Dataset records
▽
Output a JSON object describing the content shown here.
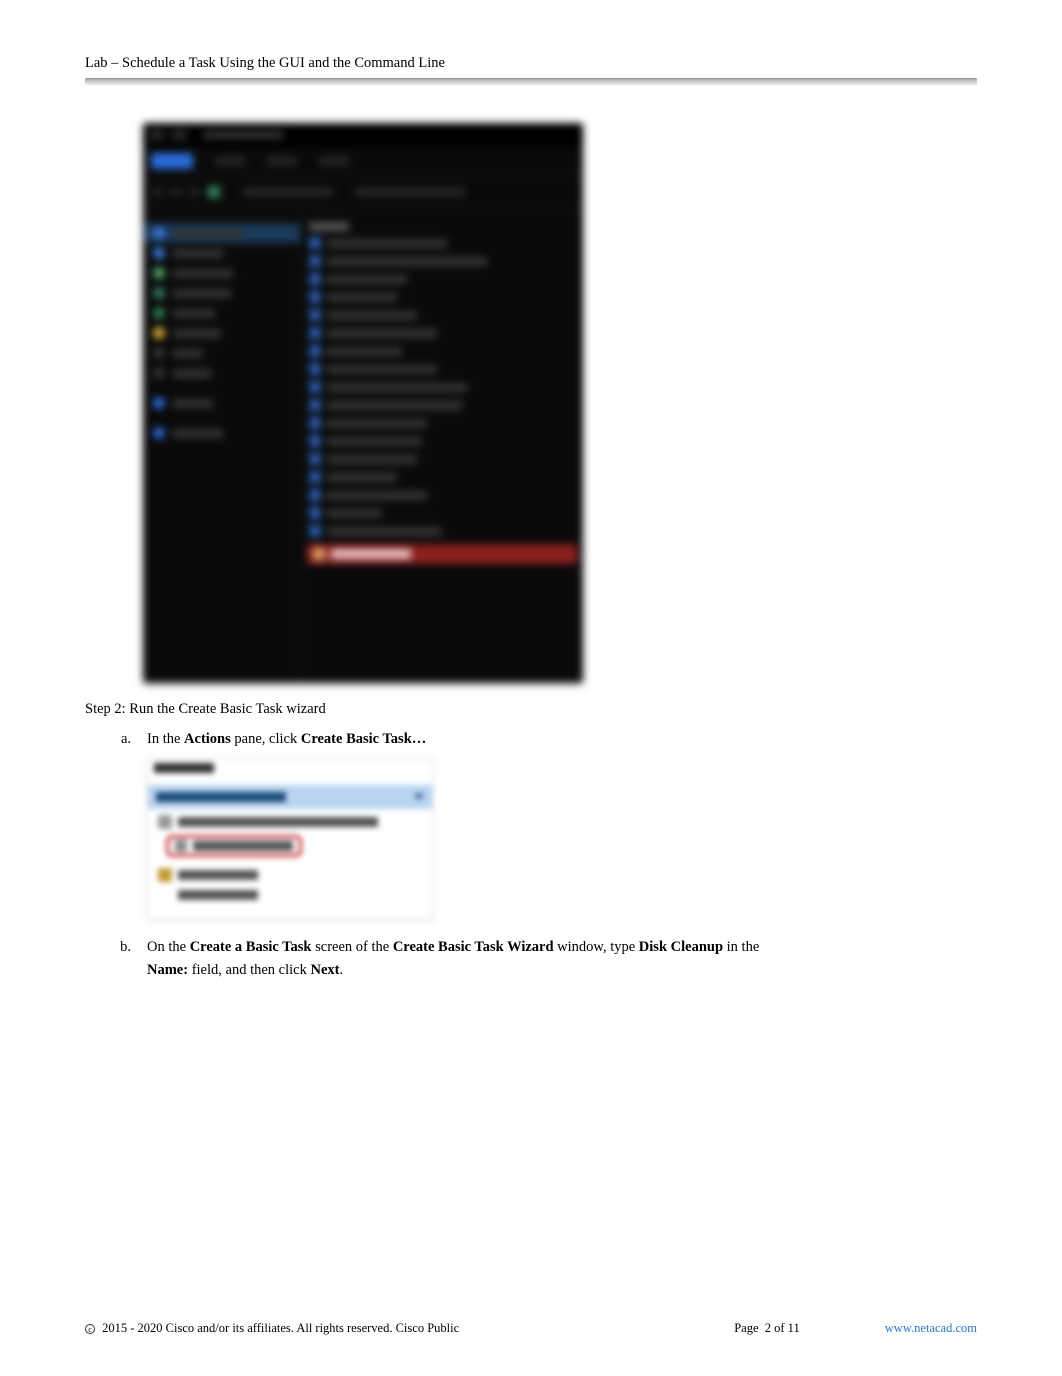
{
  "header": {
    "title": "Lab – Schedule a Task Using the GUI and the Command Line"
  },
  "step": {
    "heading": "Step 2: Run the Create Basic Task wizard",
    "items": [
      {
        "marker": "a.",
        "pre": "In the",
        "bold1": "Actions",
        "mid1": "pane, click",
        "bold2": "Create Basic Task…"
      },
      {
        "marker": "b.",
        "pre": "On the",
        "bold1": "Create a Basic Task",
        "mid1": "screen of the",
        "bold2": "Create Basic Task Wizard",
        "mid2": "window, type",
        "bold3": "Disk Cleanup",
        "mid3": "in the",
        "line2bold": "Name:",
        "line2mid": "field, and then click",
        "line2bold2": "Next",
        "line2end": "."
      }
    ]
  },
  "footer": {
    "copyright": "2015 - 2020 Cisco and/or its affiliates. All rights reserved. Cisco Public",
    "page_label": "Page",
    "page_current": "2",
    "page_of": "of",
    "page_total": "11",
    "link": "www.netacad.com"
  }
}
△
→ **GIVEN INSTRUCTION**
Say how many lines in the entries contain the string "click", and say nothing else.

→ **OUTPUT**
2